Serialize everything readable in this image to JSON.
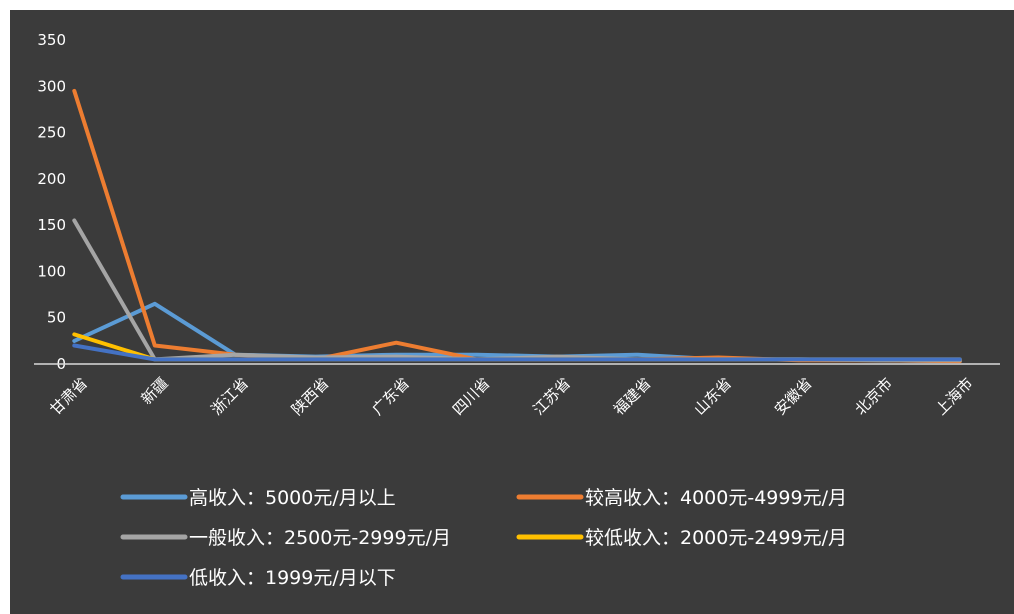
{
  "chart_data": {
    "type": "line",
    "title": "",
    "xlabel": "",
    "ylabel": "",
    "ylim": [
      0,
      350
    ],
    "yticks": [
      0,
      50,
      100,
      150,
      200,
      250,
      300,
      350
    ],
    "grid": false,
    "legend_position": "bottom",
    "categories": [
      "甘肃省",
      "新疆",
      "浙江省",
      "陕西省",
      "广东省",
      "四川省",
      "江苏省",
      "福建省",
      "山东省",
      "安徽省",
      "北京市",
      "上海市"
    ],
    "series": [
      {
        "name": "高收入：5000元/月以上",
        "color": "#5b9bd5",
        "values": [
          25,
          65,
          10,
          8,
          10,
          10,
          8,
          10,
          5,
          5,
          4,
          3
        ]
      },
      {
        "name": "较高收入：4000元-4999元/月",
        "color": "#ed7d31",
        "values": [
          295,
          20,
          10,
          5,
          23,
          5,
          5,
          5,
          7,
          4,
          4,
          3
        ]
      },
      {
        "name": "一般收入：2500元-2999元/月",
        "color": "#a5a5a5",
        "values": [
          155,
          5,
          10,
          7,
          8,
          5,
          8,
          5,
          5,
          5,
          4,
          4
        ]
      },
      {
        "name": "较低收入：2000元-2499元/月",
        "color": "#ffc000",
        "values": [
          32,
          5,
          5,
          5,
          5,
          5,
          5,
          5,
          5,
          5,
          5,
          5
        ]
      },
      {
        "name": "低收入：1999元/月以下",
        "color": "#4472c4",
        "values": [
          20,
          5,
          5,
          5,
          5,
          5,
          5,
          5,
          5,
          5,
          5,
          5
        ]
      }
    ]
  }
}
• • • • •
(Set task): From the records above, pick out and copy each line holding the word "name".

(Reply):
        "name": "高收入：5000元/月以上",
        "name": "较高收入：4000元-4999元/月",
        "name": "一般收入：2500元-2999元/月",
        "name": "较低收入：2000元-2499元/月",
        "name": "低收入：1999元/月以下",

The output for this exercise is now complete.